SET PROBLEM:
Without the pictures, reproduce the records that follow exactly.

SOURCE RECORDS:
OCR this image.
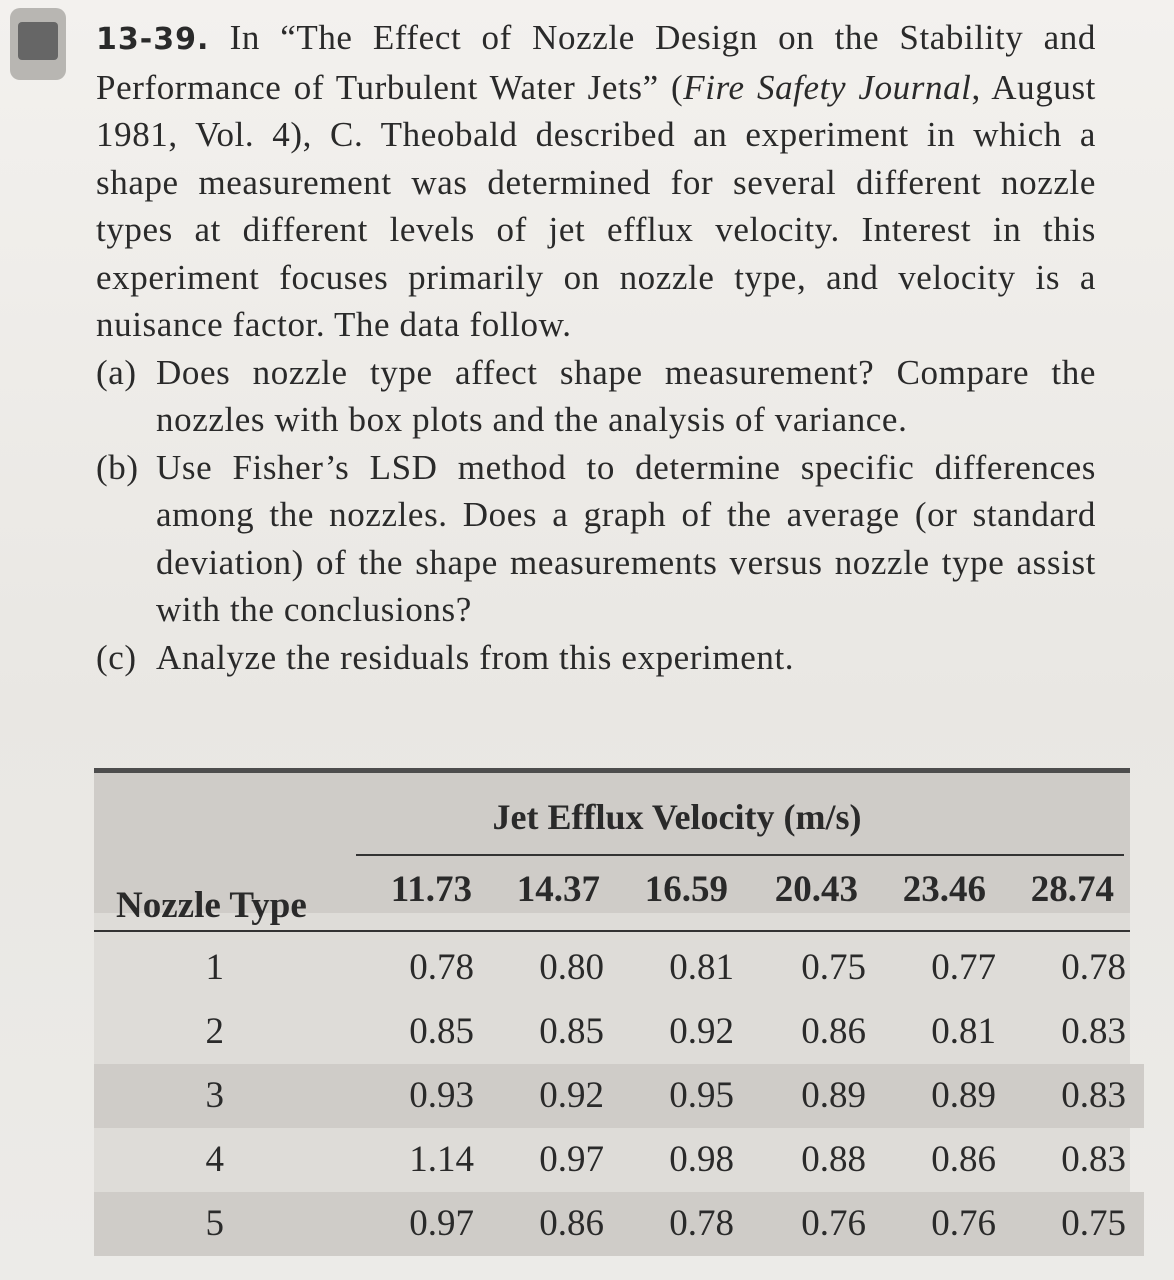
13-39. In “The Effect of Nozzle Design on the Stability and Performance of Turbulent Water Jets” (Fire Safety Journal, August 1981, Vol. 4), C. Theobald described an experiment in which a shape measurement was determined for several different nozzle types at different levels of jet efflux velocity. Interest in this experiment focuses primarily on nozzle type, and velocity is a nuisance factor. The data follow.
(a) Does nozzle type affect shape measurement? Compare the nozzles with box plots and the analysis of variance.
(b) Use Fisher’s LSD method to determine specific differences among the nozzles. Does a graph of the average (or standard deviation) of the shape measurements versus nozzle type assist with the conclusions?
(c) Analyze the residuals from this experiment.
Jet Efflux Velocity (m/s)
Nozzle Type	11.73	14.37	16.59	20.43	23.46	28.74
1	0.78	0.80	0.81	0.75	0.77	0.78
2	0.85	0.85	0.92	0.86	0.81	0.83
3	0.93	0.92	0.95	0.89	0.89	0.83
4	1.14	0.97	0.98	0.88	0.86	0.83
5	0.97	0.86	0.78	0.76	0.76	0.75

WRITTEN SOLUTION:
OCR this image.
13-39. In “The Effect of Nozzle Design on the Stability and Performance of Turbulent Water Jets” (Fire Safety Journal, August 1981, Vol. 4), C. Theobald described an experiment in which a shape measurement was determined for several different nozzle types at different levels of jet efflux velocity. Interest in this experiment focuses primarily on nozzle type, and velocity is a nuisance factor. The data follow.
(a) Does nozzle type affect shape measurement? Compare the nozzles with box plots and the analysis of variance.
(b) Use Fisher’s LSD method to determine specific differences among the nozzles. Does a graph of the average (or standard deviation) of the shape measurements versus nozzle type assist with the conclusions?
(c) Analyze the residuals from this experiment.
Jet Efflux Velocity (m/s)
Nozzle Type	11.73	14.37	16.59	20.43	23.46	28.74
1	0.78	0.80	0.81	0.75	0.77	0.78
2	0.85	0.85	0.92	0.86	0.81	0.83
3	0.93	0.92	0.95	0.89	0.89	0.83
4	1.14	0.97	0.98	0.88	0.86	0.83
5	0.97	0.86	0.78	0.76	0.76	0.75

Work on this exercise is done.